Collected data
━━━

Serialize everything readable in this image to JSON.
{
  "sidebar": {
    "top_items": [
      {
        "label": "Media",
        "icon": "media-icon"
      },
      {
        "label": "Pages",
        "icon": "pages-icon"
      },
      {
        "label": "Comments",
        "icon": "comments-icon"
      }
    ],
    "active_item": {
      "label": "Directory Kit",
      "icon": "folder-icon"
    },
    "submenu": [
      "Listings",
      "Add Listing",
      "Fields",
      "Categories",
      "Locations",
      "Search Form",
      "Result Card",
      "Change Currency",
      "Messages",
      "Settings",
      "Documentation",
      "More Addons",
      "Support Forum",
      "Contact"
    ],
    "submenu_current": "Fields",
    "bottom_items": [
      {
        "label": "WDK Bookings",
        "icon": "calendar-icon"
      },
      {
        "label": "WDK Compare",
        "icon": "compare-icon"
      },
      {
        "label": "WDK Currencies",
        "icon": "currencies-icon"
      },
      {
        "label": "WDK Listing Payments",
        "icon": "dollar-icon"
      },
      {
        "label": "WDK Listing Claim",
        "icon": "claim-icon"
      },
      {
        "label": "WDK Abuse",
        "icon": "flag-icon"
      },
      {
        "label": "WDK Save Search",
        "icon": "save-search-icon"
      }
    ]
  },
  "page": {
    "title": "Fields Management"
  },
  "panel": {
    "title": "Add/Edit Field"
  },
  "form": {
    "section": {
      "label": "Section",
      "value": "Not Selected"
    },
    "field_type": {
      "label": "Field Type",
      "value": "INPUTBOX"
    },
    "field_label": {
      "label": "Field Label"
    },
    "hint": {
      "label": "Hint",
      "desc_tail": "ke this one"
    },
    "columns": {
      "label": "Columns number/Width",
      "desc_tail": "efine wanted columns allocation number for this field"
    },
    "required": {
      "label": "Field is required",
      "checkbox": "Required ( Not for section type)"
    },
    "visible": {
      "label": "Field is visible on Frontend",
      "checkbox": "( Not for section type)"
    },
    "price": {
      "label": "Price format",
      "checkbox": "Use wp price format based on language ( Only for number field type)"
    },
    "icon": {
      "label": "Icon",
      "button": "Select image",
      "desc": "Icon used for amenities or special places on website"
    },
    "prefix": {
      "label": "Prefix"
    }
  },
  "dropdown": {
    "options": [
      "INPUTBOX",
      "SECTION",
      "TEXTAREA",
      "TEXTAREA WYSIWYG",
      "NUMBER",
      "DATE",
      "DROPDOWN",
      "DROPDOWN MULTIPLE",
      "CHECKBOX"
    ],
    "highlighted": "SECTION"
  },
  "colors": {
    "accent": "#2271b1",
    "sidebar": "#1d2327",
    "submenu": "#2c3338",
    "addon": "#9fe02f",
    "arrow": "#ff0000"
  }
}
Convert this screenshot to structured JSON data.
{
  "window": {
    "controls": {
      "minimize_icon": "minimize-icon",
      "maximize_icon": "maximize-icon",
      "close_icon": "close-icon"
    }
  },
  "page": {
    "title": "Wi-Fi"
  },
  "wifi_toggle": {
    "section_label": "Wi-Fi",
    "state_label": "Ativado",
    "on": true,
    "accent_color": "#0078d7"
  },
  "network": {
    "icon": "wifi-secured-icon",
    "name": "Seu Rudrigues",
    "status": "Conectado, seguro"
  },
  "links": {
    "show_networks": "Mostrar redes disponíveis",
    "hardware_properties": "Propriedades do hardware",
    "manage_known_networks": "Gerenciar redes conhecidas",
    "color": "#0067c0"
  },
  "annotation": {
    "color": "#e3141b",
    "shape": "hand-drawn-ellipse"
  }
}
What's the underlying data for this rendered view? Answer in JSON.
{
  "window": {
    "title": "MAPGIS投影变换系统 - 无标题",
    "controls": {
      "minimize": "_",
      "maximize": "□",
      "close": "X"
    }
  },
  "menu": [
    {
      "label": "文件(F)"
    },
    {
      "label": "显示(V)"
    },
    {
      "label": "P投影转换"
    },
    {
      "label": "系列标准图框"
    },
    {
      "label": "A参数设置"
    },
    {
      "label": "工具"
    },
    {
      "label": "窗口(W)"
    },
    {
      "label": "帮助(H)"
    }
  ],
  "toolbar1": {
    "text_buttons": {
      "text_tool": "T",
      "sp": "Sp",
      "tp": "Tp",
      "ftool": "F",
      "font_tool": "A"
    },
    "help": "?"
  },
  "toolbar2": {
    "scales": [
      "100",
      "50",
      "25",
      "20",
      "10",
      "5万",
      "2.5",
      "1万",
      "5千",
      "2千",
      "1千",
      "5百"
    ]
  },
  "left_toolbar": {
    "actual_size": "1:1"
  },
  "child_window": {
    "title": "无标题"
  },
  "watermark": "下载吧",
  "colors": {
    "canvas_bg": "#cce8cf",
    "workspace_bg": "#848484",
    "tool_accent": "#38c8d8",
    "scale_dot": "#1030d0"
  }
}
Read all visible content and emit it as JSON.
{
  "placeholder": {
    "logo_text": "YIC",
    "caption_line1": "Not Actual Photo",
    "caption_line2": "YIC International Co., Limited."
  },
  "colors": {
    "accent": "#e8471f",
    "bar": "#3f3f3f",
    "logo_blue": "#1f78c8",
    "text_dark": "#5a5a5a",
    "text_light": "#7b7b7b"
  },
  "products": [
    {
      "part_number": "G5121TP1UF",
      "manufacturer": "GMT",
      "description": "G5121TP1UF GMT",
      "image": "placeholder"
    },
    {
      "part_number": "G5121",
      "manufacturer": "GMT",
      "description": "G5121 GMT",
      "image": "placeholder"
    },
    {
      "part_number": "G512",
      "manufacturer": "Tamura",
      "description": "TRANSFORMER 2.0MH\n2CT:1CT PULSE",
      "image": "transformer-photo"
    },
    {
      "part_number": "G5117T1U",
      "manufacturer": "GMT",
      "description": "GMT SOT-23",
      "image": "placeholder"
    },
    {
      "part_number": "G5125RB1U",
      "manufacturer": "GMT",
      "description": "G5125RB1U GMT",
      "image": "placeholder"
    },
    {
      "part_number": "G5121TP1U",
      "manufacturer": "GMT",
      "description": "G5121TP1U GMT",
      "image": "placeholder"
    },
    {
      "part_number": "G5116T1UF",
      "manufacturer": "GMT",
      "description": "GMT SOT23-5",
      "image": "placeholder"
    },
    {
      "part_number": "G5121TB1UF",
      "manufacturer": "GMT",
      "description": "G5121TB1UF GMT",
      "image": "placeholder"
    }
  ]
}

━━━

**What is needed**
Write out every entry word for word.

**Complete answer**
Serialize everything readable in this image to JSON.
{
  "sidebar": {
    "top_items": [
      {
        "label": "Media",
        "icon": "media-icon"
      },
      {
        "label": "Pages",
        "icon": "pages-icon"
      },
      {
        "label": "Comments",
        "icon": "comments-icon"
      }
    ],
    "active_item": {
      "label": "Directory Kit",
      "icon": "folder-icon"
    },
    "submenu": [
      "Listings",
      "Add Listing",
      "Fields",
      "Categories",
      "Locations",
      "Search Form",
      "Result Card",
      "Change Currency",
      "Messages",
      "Settings",
      "Documentation",
      "More Addons",
      "Support Forum",
      "Contact"
    ],
    "submenu_current": "Fields",
    "bottom_items": [
      {
        "label": "WDK Bookings",
        "icon": "calendar-icon"
      },
      {
        "label": "WDK Compare",
        "icon": "compare-icon"
      },
      {
        "label": "WDK Currencies",
        "icon": "currencies-icon"
      },
      {
        "label": "WDK Listing Payments",
        "icon": "dollar-icon"
      },
      {
        "label": "WDK Listing Claim",
        "icon": "claim-icon"
      },
      {
        "label": "WDK Abuse",
        "icon": "flag-icon"
      },
      {
        "label": "WDK Save Search",
        "icon": "save-search-icon"
      }
    ]
  },
  "page": {
    "title": "Fields Management"
  },
  "panel": {
    "title": "Add/Edit Field"
  },
  "form": {
    "section": {
      "label": "Section",
      "value": "Not Selected"
    },
    "field_type": {
      "label": "Field Type",
      "value": "INPUTBOX"
    },
    "field_label": {
      "label": "Field Label"
    },
    "hint": {
      "label": "Hint",
      "desc_tail": "ke this one"
    },
    "columns": {
      "label": "Columns number/Width",
      "desc_tail": "efine wanted columns allocation number for this field"
    },
    "required": {
      "label": "Field is required",
      "checkbox": "Required ( Not for section type)"
    },
    "visible": {
      "label": "Field is visible on Frontend",
      "checkbox": "( Not for section type)"
    },
    "price": {
      "label": "Price format",
      "checkbox": "Use wp price format based on language ( Only for number field type)"
    },
    "icon": {
      "label": "Icon",
      "button": "Select image",
      "desc": "Icon used for amenities or special places on website"
    },
    "prefix": {
      "label": "Prefix"
    }
  },
  "dropdown": {
    "options": [
      "INPUTBOX",
      "SECTION",
      "TEXTAREA",
      "TEXTAREA WYSIWYG",
      "NUMBER",
      "DATE",
      "DROPDOWN",
      "DROPDOWN MULTIPLE",
      "CHECKBOX"
    ],
    "highlighted": "SECTION"
  },
  "colors": {
    "accent": "#2271b1",
    "sidebar": "#1d2327",
    "submenu": "#2c3338",
    "addon": "#9fe02f",
    "arrow": "#ff0000"
  }
}
Convert this screenshot to structured JSON data.
{
  "window": {
    "controls": {
      "minimize_icon": "minimize-icon",
      "maximize_icon": "maximize-icon",
      "close_icon": "close-icon"
    }
  },
  "page": {
    "title": "Wi-Fi"
  },
  "wifi_toggle": {
    "section_label": "Wi-Fi",
    "state_label": "Ativado",
    "on": true,
    "accent_color": "#0078d7"
  },
  "network": {
    "icon": "wifi-secured-icon",
    "name": "Seu Rudrigues",
    "status": "Conectado, seguro"
  },
  "links": {
    "show_networks": "Mostrar redes disponíveis",
    "hardware_properties": "Propriedades do hardware",
    "manage_known_networks": "Gerenciar redes conhecidas",
    "color": "#0067c0"
  },
  "annotation": {
    "color": "#e3141b",
    "shape": "hand-drawn-ellipse"
  }
}
What's the underlying data for this rendered view? Answer in JSON.
{
  "window": {
    "title": "MAPGIS投影变换系统 - 无标题",
    "controls": {
      "minimize": "_",
      "maximize": "□",
      "close": "X"
    }
  },
  "menu": [
    {
      "label": "文件(F)"
    },
    {
      "label": "显示(V)"
    },
    {
      "label": "P投影转换"
    },
    {
      "label": "系列标准图框"
    },
    {
      "label": "A参数设置"
    },
    {
      "label": "工具"
    },
    {
      "label": "窗口(W)"
    },
    {
      "label": "帮助(H)"
    }
  ],
  "toolbar1": {
    "text_buttons": {
      "text_tool": "T",
      "sp": "Sp",
      "tp": "Tp",
      "ftool": "F",
      "font_tool": "A"
    },
    "help": "?"
  },
  "toolbar2": {
    "scales": [
      "100",
      "50",
      "25",
      "20",
      "10",
      "5万",
      "2.5",
      "1万",
      "5千",
      "2千",
      "1千",
      "5百"
    ]
  },
  "left_toolbar": {
    "actual_size": "1:1"
  },
  "child_window": {
    "title": "无标题"
  },
  "watermark": "下载吧",
  "colors": {
    "canvas_bg": "#cce8cf",
    "workspace_bg": "#848484",
    "tool_accent": "#38c8d8",
    "scale_dot": "#1030d0"
  }
}
Read all visible content and emit it as JSON.
{
  "placeholder": {
    "logo_text": "YIC",
    "caption_line1": "Not Actual Photo",
    "caption_line2": "YIC International Co., Limited."
  },
  "colors": {
    "accent": "#e8471f",
    "bar": "#3f3f3f",
    "logo_blue": "#1f78c8",
    "text_dark": "#5a5a5a",
    "text_light": "#7b7b7b"
  },
  "products": [
    {
      "part_number": "G5121TP1UF",
      "manufacturer": "GMT",
      "description": "G5121TP1UF GMT",
      "image": "placeholder"
    },
    {
      "part_number": "G5121",
      "manufacturer": "GMT",
      "description": "G5121 GMT",
      "image": "placeholder"
    },
    {
      "part_number": "G512",
      "manufacturer": "Tamura",
      "description": "TRANSFORMER 2.0MH\n2CT:1CT PULSE",
      "image": "transformer-photo"
    },
    {
      "part_number": "G5117T1U",
      "manufacturer": "GMT",
      "description": "GMT SOT-23",
      "image": "placeholder"
    },
    {
      "part_number": "G5125RB1U",
      "manufacturer": "GMT",
      "description": "G5125RB1U GMT",
      "image": "placeholder"
    },
    {
      "part_number": "G5121TP1U",
      "manufacturer": "GMT",
      "description": "G5121TP1U GMT",
      "image": "placeholder"
    },
    {
      "part_number": "G5116T1UF",
      "manufacturer": "GMT",
      "description": "GMT SOT23-5",
      "image": "placeholder"
    },
    {
      "part_number": "G5121TB1UF",
      "manufacturer": "GMT",
      "description": "G5121TB1UF GMT",
      "image": "placeholder"
    }
  ]
}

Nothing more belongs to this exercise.